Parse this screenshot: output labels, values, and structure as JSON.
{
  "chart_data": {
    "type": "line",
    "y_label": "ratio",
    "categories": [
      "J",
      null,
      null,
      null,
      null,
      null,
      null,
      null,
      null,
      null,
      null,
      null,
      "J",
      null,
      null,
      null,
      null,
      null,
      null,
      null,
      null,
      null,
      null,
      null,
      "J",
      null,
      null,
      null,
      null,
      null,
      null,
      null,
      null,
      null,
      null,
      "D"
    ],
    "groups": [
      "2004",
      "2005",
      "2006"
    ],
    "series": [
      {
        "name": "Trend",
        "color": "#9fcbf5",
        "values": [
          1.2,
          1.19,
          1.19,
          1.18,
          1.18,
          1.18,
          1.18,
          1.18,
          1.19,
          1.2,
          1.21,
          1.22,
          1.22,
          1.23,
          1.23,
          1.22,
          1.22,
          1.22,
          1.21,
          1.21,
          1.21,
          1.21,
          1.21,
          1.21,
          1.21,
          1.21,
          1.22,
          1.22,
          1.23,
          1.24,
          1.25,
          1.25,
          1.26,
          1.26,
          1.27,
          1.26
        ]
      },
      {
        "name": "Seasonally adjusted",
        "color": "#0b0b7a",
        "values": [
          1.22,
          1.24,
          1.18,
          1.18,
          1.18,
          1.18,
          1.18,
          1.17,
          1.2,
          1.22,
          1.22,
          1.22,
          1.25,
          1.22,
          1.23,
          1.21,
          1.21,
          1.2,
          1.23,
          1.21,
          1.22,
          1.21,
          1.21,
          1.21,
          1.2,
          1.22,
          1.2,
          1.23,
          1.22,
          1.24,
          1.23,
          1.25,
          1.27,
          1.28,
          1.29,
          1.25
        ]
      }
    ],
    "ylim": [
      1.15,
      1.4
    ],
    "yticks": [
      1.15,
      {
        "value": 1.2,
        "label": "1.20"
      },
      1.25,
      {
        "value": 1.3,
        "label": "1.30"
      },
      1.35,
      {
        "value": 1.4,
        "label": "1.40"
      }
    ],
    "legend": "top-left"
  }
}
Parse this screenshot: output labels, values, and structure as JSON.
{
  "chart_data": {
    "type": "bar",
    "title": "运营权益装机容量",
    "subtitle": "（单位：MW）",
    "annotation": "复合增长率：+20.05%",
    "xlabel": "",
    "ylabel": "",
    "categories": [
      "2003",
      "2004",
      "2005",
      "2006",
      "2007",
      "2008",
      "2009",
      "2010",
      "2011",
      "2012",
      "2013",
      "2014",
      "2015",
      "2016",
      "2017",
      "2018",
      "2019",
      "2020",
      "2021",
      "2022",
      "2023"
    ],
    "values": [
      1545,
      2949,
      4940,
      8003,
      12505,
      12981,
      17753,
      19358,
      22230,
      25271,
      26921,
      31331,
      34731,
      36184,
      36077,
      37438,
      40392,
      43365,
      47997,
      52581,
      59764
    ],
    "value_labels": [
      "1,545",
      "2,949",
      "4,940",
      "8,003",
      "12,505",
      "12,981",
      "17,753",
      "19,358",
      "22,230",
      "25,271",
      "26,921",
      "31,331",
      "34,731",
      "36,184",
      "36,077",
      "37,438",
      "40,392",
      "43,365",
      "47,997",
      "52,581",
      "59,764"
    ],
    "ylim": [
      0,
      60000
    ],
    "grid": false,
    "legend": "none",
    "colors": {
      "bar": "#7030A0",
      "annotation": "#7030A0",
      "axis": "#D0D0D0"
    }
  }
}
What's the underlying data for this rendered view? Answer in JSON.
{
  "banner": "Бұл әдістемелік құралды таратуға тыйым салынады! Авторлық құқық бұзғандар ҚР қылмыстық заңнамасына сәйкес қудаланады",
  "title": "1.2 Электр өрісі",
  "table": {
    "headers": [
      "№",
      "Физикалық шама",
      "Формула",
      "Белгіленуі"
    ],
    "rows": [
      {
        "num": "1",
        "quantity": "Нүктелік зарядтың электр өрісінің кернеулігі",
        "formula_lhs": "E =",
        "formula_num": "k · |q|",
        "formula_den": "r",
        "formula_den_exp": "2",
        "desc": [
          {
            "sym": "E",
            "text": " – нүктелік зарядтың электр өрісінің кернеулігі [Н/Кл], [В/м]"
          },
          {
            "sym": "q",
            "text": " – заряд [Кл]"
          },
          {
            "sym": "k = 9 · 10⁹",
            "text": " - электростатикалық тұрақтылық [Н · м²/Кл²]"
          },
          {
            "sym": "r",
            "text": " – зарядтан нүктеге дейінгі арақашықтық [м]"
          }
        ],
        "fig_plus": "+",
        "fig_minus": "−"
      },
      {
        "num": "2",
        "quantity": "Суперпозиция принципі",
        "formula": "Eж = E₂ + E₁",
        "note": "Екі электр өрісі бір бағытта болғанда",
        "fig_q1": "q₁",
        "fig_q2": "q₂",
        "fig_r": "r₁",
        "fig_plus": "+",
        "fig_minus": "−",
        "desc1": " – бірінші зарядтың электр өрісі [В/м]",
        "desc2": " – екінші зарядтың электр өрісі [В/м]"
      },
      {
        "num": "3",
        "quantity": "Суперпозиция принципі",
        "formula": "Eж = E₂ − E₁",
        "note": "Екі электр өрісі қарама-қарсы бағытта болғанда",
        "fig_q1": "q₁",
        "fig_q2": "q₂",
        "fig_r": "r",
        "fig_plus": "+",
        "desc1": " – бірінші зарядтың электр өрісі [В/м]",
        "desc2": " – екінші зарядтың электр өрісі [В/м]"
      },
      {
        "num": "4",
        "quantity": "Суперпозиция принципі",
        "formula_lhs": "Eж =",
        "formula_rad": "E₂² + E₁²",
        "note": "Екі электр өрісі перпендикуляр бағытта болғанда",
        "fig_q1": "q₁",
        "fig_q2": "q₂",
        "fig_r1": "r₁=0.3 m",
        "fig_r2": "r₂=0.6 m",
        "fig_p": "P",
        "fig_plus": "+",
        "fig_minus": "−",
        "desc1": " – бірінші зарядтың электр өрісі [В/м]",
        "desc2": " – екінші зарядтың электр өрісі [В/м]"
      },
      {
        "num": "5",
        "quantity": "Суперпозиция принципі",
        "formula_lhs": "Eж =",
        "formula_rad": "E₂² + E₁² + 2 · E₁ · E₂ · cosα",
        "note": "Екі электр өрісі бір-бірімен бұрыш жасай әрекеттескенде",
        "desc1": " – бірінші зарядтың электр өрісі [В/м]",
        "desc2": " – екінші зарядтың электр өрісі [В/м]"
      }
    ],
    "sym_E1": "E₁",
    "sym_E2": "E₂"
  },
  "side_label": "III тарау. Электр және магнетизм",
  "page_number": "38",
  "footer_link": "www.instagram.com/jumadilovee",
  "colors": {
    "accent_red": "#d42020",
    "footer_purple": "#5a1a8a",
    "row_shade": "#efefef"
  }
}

•••

Task to complete » Report the number of lines in the listing where the string "кернеулігі" appears, and nothing besides.

Solution » 2